• WRITTEN INSTRUCTION: Determine which lines contain the word "parliament", then copy those lines.

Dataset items
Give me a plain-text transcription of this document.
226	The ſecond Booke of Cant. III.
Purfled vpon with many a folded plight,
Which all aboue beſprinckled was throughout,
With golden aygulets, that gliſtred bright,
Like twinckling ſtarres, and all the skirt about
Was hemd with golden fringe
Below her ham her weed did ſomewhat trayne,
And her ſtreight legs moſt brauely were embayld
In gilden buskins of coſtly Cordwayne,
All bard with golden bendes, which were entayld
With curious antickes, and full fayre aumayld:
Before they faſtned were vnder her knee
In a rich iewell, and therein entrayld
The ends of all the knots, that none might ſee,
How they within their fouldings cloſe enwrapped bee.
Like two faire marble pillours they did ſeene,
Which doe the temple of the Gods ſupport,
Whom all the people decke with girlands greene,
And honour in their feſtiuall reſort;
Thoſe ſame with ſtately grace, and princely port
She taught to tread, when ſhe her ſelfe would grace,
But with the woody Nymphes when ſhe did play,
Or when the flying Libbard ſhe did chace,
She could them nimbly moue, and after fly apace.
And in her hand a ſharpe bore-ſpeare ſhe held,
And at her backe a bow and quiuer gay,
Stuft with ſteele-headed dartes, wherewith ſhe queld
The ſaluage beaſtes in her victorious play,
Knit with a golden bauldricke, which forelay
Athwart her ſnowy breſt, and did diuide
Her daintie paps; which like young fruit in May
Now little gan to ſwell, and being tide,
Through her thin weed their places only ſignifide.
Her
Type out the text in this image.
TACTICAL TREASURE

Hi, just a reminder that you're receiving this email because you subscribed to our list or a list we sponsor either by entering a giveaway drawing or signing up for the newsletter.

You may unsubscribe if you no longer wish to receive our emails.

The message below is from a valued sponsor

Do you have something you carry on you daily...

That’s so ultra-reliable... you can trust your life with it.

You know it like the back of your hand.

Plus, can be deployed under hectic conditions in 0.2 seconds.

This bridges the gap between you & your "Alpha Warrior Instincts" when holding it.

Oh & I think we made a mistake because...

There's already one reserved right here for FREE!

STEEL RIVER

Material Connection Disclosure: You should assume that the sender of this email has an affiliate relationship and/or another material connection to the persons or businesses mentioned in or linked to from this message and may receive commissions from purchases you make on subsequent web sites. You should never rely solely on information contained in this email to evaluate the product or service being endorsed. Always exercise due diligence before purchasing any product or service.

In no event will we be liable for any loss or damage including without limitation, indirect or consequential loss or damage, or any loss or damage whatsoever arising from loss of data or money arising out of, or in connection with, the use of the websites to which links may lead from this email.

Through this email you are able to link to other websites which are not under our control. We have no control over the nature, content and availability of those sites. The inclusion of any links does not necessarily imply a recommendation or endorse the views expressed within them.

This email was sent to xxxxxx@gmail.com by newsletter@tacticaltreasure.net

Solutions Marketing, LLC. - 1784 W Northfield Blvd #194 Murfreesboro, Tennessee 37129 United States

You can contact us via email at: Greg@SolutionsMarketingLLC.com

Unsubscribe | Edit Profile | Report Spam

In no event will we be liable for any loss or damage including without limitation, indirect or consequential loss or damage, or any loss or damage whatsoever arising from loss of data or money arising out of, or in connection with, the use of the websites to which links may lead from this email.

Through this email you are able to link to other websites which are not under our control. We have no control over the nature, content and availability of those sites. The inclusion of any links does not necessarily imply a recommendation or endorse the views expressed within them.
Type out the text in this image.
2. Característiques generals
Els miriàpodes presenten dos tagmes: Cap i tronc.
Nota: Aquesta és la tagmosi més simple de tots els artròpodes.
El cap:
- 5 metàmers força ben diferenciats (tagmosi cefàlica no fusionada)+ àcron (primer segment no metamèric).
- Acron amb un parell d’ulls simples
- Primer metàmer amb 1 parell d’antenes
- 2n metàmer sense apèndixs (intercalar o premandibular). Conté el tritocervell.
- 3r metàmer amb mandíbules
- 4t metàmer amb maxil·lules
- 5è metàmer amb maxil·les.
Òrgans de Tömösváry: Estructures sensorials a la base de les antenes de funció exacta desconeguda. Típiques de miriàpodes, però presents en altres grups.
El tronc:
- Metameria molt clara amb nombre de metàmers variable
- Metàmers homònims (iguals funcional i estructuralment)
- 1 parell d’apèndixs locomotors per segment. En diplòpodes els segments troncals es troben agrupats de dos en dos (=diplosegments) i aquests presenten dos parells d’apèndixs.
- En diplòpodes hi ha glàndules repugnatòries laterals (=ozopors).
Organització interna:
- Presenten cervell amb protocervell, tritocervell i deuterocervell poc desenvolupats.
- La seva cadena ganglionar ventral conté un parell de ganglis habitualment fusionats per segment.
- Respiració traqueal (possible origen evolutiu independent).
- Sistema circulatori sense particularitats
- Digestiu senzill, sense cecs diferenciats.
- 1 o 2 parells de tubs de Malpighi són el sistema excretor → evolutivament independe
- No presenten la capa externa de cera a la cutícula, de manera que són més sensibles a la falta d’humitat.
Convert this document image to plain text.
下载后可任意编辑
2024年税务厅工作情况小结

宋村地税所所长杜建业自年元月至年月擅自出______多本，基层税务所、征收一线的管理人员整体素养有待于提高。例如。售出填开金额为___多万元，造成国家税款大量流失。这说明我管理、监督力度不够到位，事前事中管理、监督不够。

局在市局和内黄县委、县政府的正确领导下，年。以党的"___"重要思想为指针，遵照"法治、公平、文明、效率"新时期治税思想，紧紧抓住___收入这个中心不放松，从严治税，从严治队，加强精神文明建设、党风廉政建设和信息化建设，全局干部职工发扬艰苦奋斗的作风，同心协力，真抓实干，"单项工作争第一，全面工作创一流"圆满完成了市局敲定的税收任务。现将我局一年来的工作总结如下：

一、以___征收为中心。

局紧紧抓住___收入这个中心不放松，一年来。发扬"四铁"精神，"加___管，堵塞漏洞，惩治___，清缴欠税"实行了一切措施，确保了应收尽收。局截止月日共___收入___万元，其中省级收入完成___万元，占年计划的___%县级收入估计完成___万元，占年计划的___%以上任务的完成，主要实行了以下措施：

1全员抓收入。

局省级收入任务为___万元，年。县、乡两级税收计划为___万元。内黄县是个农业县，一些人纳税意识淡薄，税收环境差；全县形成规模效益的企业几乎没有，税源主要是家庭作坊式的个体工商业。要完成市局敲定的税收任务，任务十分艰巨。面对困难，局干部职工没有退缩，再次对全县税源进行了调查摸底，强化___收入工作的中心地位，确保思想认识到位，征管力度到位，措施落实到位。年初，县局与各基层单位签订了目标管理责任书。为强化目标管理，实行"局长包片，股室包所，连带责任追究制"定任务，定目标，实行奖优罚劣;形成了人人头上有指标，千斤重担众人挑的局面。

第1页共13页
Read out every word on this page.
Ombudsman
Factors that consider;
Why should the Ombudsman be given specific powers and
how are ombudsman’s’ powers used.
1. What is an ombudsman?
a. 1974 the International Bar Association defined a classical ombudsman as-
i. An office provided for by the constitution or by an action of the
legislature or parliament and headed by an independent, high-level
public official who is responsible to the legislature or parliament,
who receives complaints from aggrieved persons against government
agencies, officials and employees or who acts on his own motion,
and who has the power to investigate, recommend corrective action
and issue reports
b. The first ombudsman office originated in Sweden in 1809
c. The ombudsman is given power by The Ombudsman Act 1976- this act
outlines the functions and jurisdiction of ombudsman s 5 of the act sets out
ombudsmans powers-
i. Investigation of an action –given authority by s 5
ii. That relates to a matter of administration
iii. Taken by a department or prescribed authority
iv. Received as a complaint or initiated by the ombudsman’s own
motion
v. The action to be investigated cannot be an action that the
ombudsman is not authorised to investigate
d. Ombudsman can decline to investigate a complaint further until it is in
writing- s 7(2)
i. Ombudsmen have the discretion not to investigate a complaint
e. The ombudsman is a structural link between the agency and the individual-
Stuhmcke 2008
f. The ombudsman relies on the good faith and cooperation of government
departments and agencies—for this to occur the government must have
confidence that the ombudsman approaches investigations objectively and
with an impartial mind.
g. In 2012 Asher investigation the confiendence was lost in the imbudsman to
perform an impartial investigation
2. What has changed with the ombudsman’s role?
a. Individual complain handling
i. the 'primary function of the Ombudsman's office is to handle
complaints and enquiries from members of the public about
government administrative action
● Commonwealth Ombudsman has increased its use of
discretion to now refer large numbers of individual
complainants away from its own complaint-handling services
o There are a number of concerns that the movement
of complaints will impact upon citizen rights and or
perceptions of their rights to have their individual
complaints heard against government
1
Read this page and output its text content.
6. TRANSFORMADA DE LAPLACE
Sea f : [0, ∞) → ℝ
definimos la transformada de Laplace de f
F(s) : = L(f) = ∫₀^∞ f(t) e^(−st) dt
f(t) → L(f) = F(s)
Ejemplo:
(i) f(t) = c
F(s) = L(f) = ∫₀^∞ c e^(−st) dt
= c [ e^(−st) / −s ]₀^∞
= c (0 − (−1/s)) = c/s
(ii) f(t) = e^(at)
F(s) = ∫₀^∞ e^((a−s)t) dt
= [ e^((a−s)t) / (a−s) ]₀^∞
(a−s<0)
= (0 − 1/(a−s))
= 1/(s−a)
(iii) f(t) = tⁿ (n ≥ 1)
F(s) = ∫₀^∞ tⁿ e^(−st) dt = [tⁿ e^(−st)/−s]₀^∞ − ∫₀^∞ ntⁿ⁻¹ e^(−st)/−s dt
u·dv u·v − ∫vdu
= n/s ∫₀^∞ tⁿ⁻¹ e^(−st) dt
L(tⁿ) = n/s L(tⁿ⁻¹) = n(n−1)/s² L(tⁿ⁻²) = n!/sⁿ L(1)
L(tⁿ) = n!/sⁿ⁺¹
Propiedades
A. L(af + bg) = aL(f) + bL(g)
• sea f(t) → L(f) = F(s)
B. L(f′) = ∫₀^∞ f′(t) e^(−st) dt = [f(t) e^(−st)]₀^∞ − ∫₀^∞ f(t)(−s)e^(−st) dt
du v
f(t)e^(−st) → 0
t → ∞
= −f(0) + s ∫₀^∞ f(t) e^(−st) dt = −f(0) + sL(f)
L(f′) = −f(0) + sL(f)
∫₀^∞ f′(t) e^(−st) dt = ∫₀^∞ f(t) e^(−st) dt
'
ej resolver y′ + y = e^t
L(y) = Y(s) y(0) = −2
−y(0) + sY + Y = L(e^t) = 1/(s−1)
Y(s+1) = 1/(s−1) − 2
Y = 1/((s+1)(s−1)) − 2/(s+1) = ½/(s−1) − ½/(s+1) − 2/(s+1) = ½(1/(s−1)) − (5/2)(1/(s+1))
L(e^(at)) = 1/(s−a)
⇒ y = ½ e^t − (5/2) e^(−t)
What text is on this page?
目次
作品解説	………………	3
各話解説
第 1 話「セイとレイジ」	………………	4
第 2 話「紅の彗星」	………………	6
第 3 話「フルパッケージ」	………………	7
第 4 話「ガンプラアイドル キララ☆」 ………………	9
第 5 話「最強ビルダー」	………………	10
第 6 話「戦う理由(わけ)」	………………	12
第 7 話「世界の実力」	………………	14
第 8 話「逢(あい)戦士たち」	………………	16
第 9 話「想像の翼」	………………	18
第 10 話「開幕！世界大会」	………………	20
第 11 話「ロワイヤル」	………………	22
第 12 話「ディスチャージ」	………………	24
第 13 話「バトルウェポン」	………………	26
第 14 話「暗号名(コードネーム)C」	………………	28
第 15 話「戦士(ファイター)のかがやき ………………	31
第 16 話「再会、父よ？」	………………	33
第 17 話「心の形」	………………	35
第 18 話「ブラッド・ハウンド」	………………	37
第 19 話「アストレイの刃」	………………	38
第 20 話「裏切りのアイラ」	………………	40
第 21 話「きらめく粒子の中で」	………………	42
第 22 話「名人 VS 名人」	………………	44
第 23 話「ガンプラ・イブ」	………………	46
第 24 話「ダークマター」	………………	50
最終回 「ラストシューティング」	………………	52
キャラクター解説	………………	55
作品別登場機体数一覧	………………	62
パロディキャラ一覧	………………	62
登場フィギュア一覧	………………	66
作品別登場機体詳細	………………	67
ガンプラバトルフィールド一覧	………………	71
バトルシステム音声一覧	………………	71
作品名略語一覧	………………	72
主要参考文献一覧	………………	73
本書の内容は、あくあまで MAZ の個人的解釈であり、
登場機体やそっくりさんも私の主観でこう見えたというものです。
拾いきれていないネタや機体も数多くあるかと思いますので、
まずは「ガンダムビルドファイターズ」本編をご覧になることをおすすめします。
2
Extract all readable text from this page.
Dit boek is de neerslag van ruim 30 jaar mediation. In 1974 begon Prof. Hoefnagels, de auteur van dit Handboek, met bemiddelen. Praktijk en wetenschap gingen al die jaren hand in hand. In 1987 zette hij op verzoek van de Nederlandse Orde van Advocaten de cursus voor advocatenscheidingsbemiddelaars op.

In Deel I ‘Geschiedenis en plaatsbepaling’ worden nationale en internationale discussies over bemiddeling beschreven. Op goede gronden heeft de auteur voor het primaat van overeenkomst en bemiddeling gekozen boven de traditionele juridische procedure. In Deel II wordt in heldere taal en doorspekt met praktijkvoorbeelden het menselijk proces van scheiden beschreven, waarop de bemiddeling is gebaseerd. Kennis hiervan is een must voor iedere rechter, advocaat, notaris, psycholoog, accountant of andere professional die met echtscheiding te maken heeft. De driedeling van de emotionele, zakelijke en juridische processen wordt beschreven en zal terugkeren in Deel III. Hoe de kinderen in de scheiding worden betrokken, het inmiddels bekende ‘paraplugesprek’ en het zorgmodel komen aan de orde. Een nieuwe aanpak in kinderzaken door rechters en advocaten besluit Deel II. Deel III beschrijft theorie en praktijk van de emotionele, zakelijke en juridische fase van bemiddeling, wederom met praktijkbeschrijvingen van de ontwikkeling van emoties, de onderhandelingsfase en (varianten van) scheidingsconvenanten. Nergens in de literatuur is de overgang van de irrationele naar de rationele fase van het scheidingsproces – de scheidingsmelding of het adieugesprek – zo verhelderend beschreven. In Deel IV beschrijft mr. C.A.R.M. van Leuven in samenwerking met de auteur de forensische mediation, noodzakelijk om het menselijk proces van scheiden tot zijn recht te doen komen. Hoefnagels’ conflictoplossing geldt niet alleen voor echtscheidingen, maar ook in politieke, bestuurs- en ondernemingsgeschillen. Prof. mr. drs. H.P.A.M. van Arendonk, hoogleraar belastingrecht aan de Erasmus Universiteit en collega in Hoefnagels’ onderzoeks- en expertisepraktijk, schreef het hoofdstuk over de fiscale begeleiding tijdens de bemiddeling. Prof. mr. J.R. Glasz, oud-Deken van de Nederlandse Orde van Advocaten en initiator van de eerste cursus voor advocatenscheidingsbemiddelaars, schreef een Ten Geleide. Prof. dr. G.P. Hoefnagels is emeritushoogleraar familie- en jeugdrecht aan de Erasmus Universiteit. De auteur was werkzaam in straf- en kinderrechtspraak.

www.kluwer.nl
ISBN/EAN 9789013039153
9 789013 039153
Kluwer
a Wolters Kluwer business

• ANSWER TO THE TASK:
legislature or parliament and headed by an independent, high-level
public official who is responsible to the legislature or parliament,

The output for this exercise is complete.